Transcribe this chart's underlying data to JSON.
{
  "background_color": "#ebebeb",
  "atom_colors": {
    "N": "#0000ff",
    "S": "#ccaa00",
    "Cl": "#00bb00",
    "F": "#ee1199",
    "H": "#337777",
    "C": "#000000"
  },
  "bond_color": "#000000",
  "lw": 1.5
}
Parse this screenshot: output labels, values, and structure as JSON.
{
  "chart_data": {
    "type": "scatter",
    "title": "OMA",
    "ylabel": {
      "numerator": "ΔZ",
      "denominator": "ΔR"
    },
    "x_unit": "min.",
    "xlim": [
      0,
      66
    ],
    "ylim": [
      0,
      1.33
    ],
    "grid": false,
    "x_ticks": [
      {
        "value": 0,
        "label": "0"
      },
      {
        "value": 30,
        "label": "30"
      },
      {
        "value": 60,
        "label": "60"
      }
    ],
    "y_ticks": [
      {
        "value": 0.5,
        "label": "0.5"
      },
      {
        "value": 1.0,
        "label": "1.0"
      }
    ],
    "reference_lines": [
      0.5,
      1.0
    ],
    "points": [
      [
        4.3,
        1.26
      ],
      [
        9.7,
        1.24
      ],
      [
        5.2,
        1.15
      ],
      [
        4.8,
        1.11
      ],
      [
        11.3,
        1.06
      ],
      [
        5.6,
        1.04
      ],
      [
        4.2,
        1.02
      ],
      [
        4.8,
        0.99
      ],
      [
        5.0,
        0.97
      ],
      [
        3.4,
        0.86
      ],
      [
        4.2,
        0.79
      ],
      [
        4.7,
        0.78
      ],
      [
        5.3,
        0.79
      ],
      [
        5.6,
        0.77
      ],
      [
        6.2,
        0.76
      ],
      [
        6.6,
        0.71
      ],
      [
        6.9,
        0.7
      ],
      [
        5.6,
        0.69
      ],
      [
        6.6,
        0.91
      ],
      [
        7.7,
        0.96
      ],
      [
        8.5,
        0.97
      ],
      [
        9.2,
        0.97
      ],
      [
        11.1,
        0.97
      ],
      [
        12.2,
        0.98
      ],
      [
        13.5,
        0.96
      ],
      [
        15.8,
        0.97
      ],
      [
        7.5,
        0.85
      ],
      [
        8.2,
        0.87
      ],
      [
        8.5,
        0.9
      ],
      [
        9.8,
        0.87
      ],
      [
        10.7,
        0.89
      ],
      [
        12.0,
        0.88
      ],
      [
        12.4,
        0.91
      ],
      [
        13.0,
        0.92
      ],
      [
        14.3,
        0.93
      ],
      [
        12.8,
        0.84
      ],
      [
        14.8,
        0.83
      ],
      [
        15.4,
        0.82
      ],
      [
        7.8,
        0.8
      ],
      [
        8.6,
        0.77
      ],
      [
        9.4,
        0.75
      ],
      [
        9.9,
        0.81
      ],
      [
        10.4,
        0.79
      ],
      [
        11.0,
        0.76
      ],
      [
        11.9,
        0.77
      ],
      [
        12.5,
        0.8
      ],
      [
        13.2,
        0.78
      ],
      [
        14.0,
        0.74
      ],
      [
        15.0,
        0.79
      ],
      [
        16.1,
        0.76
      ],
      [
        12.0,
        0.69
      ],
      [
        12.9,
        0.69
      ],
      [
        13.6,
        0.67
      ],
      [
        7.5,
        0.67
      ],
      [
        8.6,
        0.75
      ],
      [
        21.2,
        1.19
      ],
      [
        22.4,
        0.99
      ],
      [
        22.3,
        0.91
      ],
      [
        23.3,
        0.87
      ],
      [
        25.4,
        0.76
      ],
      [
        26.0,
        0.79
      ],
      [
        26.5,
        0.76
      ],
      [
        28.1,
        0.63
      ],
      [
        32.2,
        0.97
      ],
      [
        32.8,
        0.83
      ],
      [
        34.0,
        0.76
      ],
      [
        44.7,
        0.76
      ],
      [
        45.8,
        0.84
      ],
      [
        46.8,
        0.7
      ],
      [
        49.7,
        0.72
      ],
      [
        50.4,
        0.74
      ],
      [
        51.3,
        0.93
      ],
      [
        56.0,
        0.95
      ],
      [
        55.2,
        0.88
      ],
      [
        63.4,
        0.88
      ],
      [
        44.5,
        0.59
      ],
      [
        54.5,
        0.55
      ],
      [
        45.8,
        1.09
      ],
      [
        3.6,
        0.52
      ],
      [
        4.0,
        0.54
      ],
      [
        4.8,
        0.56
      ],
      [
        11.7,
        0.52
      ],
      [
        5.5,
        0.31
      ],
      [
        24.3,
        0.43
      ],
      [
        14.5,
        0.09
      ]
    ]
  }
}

■ ■ ■ ■

_Task requirements_: Where a line of the entries contains the word "this", copy that line.

_Result of the task_:
Transcribe this chart's underlying data to JSON.
Parse this screenshot: output labels, values, and structure as JSON.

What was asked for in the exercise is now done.